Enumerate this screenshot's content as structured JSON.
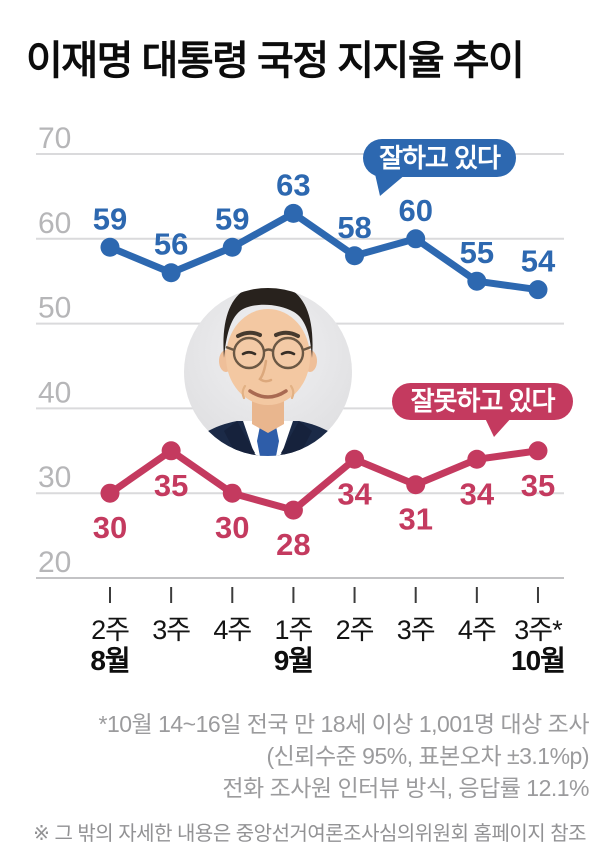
{
  "title": "이재명 대통령 국정 지지율 추이",
  "chart_data": {
    "type": "line",
    "x_tick_labels": [
      "2주",
      "3주",
      "4주",
      "1주",
      "2주",
      "3주",
      "4주",
      "3주*"
    ],
    "month_labels": [
      {
        "index": 0,
        "label": "8월"
      },
      {
        "index": 3,
        "label": "9월"
      },
      {
        "index": 7,
        "label": "10월"
      }
    ],
    "yticks": [
      20,
      30,
      40,
      50,
      60,
      70
    ],
    "ylim": [
      20,
      70
    ],
    "grid": true,
    "legend_position": "speech-bubbles-on-plot",
    "series": [
      {
        "name": "잘하고 있다",
        "color": "#2d68b0",
        "values": [
          59,
          56,
          59,
          63,
          58,
          60,
          55,
          54
        ],
        "label_position": "above"
      },
      {
        "name": "잘못하고 있다",
        "color": "#c43a5f",
        "values": [
          30,
          35,
          30,
          28,
          34,
          31,
          34,
          35
        ],
        "label_position": "below"
      }
    ]
  },
  "annotations": {
    "approve_bubble": {
      "text": "잘하고 있다",
      "color": "#2d68b0",
      "text_color": "#ffffff"
    },
    "disapprove_bubble": {
      "text": "잘못하고 있다",
      "color": "#c43a5f",
      "text_color": "#ffffff"
    }
  },
  "portrait": {
    "icon": "president-photo"
  },
  "footer": {
    "note_lines": [
      "*10월 14~16일 전국 만 18세 이상 1,001명 대상 조사",
      "(신뢰수준 95%, 표본오차 ±3.1%p)",
      "전화 조사원 인터뷰 방식, 응답률 12.1%"
    ],
    "footnote": "※ 그 밖의 자세한 내용은 중앙선거여론조사심의위원회 홈페이지 참조"
  },
  "colors": {
    "approve": "#2d68b0",
    "disapprove": "#c43a5f",
    "gridline": "#dadadc",
    "axis_bottom": "#c3c3c5",
    "y_label": "#b6b6b8",
    "x_label": "#141414",
    "note_text": "#9b9b9d"
  }
}
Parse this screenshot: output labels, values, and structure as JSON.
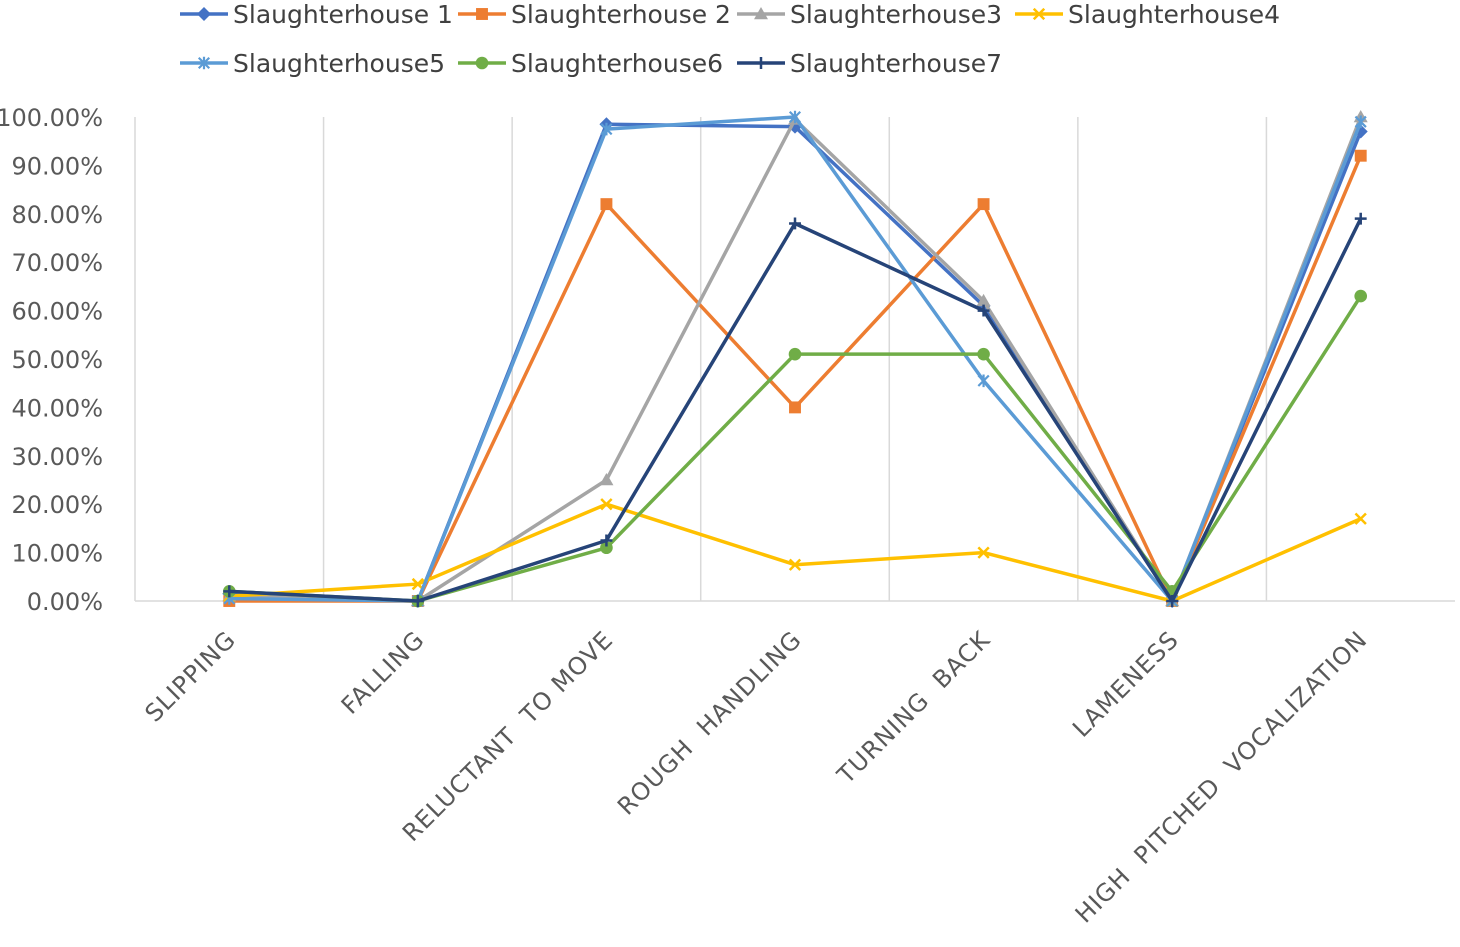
{
  "chart_data": {
    "type": "line",
    "categories": [
      "SLIPPING",
      "FALLING",
      "RELUCTANT  TO MOVE",
      "ROUGH  HANDLING",
      "TURNING  BACK",
      "LAMENESS",
      "HIGH  PITCHED  VOCALIZATION"
    ],
    "y_tick_labels": [
      "0.00%",
      "10.00%",
      "20.00%",
      "30.00%",
      "40.00%",
      "50.00%",
      "60.00%",
      "70.00%",
      "80.00%",
      "90.00%",
      "100.00%"
    ],
    "ylim": [
      0,
      100
    ],
    "y_unit": "percent",
    "grid": "vertical",
    "legend_position": "top",
    "series": [
      {
        "name": "Slaughterhouse 1",
        "color": "#4472C4",
        "marker": "diamond",
        "values": [
          1.5,
          0,
          98.5,
          98,
          61,
          0,
          97
        ]
      },
      {
        "name": "Slaughterhouse 2",
        "color": "#ED7D31",
        "marker": "square",
        "values": [
          0,
          0,
          82,
          40,
          82,
          0,
          92
        ]
      },
      {
        "name": "Slaughterhouse3",
        "color": "#A5A5A5",
        "marker": "triangle",
        "values": [
          1,
          0,
          25,
          99.5,
          62,
          0,
          100
        ]
      },
      {
        "name": "Slaughterhouse4",
        "color": "#FFC000",
        "marker": "x",
        "values": [
          1,
          3.5,
          20,
          7.5,
          10,
          0,
          17
        ]
      },
      {
        "name": "Slaughterhouse5",
        "color": "#5B9BD5",
        "marker": "asterisk",
        "values": [
          0.5,
          0,
          97.5,
          100,
          45.5,
          0,
          99
        ]
      },
      {
        "name": "Slaughterhouse6",
        "color": "#70AD47",
        "marker": "circle",
        "values": [
          2,
          0,
          11,
          51,
          51,
          2,
          63
        ]
      },
      {
        "name": "Slaughterhouse7",
        "color": "#264478",
        "marker": "plus",
        "values": [
          2,
          0,
          12.5,
          78,
          60,
          0,
          79
        ]
      }
    ]
  }
}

....

# Prompt
Report each line of the material above where the word "marker" appears.

# Correct answer
        "marker": "diamond",
        "marker": "square",
        "marker": "triangle",
        "marker": "x",
        "marker": "asterisk",
        "marker": "circle",
        "marker": "plus",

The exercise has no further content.